[Rows from a dataset]
begin
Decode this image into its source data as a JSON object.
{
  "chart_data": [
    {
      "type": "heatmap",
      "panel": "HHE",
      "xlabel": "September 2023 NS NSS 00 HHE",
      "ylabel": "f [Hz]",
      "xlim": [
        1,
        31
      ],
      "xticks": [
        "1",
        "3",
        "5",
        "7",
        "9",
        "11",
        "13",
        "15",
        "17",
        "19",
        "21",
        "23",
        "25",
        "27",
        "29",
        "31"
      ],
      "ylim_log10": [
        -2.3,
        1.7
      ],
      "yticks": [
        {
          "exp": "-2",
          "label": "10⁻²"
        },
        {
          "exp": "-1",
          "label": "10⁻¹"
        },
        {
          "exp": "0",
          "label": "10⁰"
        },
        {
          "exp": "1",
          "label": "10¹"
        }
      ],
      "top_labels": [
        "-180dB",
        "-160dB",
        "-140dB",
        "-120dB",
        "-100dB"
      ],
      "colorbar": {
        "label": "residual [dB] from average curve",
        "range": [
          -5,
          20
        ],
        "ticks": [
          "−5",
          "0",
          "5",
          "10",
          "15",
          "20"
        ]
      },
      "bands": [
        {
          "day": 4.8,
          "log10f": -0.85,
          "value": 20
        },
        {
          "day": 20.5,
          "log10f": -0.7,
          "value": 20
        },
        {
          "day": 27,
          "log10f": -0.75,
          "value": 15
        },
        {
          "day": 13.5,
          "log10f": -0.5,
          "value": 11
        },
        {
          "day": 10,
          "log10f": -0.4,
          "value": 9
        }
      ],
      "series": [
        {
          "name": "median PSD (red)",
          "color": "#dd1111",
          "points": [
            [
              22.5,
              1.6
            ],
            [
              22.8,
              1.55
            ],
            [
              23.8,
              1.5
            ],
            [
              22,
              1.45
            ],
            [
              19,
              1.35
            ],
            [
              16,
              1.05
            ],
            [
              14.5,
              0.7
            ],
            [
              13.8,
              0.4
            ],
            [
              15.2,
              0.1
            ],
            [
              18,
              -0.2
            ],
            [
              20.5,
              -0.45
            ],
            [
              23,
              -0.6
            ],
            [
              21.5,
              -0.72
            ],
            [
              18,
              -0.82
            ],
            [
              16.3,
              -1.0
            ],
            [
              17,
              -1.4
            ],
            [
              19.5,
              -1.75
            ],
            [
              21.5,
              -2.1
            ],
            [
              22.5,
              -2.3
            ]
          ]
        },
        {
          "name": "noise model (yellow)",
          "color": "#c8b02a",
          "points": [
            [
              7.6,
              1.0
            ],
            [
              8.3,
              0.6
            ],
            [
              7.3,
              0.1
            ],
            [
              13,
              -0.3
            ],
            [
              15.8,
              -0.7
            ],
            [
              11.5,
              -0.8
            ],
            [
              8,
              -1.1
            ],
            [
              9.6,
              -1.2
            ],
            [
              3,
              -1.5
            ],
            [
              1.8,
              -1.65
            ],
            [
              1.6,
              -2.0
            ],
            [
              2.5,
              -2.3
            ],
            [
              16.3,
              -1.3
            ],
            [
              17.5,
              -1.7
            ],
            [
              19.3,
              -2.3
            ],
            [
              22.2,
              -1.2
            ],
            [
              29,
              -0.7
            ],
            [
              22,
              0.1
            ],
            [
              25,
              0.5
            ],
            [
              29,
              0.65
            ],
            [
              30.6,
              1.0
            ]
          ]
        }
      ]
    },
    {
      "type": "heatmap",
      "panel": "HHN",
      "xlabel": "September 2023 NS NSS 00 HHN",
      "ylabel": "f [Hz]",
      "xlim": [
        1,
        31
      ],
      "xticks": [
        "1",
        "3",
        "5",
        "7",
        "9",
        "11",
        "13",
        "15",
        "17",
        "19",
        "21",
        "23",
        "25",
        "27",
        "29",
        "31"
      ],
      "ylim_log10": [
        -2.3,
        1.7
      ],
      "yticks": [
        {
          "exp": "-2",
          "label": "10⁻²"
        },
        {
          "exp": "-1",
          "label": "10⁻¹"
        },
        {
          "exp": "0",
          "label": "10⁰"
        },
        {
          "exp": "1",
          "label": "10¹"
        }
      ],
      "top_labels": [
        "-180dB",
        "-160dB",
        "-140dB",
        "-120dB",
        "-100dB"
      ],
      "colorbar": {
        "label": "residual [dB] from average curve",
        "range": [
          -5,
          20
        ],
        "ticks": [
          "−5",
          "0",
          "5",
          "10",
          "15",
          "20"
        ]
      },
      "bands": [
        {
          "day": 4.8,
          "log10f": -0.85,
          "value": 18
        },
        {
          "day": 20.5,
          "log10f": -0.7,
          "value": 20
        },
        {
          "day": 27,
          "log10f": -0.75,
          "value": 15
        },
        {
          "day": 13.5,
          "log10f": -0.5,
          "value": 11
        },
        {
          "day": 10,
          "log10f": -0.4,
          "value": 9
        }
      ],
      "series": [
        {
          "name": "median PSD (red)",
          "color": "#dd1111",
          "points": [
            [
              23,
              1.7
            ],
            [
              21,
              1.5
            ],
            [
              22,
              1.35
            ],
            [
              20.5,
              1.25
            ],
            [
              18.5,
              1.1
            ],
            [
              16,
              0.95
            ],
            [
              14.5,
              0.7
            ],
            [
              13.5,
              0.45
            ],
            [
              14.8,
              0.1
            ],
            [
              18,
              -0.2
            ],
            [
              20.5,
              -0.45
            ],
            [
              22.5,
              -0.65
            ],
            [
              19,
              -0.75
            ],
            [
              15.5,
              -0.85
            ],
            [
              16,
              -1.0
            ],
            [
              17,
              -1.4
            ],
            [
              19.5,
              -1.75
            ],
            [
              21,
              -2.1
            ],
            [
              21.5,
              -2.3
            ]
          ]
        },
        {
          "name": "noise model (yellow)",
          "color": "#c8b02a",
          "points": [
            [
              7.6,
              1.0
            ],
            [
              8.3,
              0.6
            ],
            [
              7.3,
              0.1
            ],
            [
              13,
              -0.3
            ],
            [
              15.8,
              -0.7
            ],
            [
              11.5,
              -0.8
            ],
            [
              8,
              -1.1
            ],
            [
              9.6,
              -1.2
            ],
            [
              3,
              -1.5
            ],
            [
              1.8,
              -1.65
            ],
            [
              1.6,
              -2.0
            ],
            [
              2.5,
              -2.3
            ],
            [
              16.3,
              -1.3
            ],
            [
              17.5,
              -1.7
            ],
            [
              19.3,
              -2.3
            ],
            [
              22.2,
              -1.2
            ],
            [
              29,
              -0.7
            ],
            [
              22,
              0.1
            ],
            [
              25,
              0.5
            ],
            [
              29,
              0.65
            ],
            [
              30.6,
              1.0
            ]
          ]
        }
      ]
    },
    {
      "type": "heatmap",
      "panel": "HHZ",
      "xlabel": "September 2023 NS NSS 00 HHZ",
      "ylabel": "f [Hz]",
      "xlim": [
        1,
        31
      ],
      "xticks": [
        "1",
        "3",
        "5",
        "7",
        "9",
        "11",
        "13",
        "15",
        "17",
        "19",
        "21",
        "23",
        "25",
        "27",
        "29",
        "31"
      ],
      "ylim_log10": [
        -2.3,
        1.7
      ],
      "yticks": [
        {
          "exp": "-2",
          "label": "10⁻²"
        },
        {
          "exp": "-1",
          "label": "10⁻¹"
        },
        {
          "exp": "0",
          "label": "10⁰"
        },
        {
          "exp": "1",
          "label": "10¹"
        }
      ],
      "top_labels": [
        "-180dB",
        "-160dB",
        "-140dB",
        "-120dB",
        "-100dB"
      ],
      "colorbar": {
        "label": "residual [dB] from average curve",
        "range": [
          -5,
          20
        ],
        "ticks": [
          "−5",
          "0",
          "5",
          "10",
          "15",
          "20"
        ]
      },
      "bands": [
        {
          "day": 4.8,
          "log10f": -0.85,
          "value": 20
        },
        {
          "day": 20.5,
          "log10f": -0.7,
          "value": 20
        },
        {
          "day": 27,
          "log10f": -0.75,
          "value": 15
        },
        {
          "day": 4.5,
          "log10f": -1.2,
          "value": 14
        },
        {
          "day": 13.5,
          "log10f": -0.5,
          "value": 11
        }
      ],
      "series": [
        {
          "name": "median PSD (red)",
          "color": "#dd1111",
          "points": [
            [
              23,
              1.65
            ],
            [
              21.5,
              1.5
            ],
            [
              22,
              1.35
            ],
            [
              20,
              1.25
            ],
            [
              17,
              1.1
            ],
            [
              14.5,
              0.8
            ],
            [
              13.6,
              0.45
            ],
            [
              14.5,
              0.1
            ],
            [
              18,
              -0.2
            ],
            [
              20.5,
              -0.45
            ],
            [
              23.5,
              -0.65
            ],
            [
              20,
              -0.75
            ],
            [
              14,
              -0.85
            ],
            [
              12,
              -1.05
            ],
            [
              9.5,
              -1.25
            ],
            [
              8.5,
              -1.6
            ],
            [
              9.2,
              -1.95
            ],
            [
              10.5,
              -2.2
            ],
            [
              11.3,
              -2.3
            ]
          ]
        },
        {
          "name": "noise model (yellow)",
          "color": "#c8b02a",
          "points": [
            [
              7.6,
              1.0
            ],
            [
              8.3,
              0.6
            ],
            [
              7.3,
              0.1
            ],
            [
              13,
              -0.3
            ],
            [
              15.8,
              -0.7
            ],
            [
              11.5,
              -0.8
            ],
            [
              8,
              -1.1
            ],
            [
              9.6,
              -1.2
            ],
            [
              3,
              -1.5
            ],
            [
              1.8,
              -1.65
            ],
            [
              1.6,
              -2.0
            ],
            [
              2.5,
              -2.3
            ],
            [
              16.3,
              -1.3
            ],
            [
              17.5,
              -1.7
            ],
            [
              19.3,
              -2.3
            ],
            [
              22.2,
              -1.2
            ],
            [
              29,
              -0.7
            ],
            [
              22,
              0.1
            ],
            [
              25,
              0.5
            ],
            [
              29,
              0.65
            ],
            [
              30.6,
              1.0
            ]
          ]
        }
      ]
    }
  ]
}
end
begin
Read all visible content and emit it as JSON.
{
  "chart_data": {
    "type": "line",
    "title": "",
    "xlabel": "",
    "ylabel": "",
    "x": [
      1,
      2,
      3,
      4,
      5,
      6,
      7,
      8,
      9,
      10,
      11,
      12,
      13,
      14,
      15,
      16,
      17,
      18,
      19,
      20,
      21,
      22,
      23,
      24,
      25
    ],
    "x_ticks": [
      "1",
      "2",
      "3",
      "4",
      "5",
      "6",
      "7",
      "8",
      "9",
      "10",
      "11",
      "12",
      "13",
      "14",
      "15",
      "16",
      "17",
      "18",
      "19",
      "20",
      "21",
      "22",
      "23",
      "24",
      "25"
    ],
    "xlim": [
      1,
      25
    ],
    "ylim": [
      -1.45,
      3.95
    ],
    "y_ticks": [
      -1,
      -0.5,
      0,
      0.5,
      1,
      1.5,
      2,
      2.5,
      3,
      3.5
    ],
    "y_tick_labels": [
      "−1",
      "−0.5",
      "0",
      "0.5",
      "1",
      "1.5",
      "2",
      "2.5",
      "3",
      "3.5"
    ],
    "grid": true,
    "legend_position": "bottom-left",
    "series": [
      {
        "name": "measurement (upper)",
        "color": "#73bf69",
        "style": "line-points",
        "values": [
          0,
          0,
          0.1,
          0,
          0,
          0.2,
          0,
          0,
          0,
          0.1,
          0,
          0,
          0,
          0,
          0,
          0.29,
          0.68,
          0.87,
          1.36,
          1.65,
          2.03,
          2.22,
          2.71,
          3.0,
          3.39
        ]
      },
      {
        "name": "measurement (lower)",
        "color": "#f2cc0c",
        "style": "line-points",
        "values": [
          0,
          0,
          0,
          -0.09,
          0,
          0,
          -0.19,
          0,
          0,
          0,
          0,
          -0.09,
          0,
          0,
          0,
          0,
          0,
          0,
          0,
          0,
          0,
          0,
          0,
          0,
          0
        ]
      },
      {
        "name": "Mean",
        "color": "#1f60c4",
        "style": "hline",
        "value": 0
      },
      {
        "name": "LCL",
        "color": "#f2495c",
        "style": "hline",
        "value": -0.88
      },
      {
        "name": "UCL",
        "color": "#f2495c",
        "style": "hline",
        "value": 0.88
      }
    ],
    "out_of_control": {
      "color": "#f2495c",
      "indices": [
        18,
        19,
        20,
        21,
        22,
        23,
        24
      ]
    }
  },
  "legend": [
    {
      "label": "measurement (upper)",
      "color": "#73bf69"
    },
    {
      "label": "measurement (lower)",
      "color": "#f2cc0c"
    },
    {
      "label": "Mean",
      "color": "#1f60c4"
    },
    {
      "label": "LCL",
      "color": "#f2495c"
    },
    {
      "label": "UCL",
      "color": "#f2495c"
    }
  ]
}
end
begin
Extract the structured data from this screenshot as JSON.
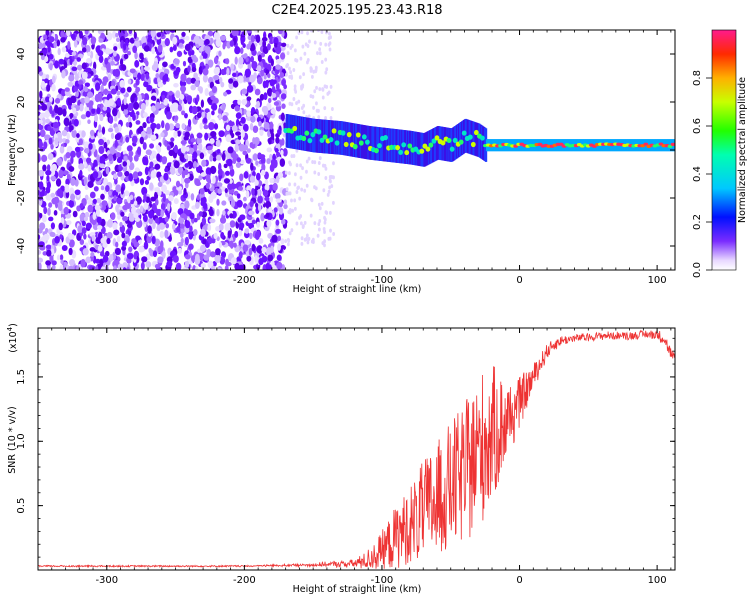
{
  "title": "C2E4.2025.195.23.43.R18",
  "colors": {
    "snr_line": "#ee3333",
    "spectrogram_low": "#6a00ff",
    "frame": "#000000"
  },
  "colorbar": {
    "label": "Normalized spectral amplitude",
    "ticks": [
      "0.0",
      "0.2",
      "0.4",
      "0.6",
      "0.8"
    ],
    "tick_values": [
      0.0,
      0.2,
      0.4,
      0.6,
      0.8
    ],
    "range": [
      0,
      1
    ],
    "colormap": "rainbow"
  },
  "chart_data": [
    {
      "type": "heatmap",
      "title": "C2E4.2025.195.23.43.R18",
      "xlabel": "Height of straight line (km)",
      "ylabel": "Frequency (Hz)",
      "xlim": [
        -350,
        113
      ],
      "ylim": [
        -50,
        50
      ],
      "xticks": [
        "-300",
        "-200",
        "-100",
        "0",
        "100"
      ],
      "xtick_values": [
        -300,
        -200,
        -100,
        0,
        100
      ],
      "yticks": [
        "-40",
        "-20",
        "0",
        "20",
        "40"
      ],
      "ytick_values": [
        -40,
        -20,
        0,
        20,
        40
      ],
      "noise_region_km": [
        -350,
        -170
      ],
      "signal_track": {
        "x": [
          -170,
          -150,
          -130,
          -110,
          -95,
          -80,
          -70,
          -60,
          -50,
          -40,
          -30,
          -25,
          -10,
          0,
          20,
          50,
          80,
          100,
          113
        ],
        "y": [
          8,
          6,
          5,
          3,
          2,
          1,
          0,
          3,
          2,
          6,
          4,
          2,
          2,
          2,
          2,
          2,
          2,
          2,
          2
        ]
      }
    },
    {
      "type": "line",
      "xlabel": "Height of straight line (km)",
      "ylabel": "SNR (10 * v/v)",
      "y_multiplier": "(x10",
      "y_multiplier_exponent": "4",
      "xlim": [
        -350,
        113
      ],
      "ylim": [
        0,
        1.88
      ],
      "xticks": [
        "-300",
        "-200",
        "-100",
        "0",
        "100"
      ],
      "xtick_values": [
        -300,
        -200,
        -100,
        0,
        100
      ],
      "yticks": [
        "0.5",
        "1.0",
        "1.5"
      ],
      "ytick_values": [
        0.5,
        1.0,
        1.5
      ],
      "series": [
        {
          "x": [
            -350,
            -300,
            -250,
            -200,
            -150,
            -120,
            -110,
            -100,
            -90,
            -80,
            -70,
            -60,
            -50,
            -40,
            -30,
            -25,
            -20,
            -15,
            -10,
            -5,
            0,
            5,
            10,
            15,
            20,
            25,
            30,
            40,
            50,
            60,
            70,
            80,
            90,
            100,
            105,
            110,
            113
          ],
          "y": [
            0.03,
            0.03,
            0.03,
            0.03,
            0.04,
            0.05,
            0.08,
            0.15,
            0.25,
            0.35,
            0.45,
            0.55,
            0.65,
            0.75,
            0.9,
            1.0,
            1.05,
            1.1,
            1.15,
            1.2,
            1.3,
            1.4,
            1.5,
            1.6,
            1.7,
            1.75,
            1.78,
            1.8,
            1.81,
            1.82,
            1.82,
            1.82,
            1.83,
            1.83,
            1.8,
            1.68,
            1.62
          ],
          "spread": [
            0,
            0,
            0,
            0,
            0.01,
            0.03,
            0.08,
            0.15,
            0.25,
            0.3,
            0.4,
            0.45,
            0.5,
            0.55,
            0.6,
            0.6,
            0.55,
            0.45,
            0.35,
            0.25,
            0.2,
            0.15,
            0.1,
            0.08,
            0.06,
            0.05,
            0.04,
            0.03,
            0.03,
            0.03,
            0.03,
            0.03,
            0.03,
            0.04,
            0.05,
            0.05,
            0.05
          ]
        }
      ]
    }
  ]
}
end
Goal of the exercise: Identify the lines of the entries containing the string "lower". Copy each such line.

Output for this task:
        "name": "measurement (lower)",
      "label": "measurement (lower)",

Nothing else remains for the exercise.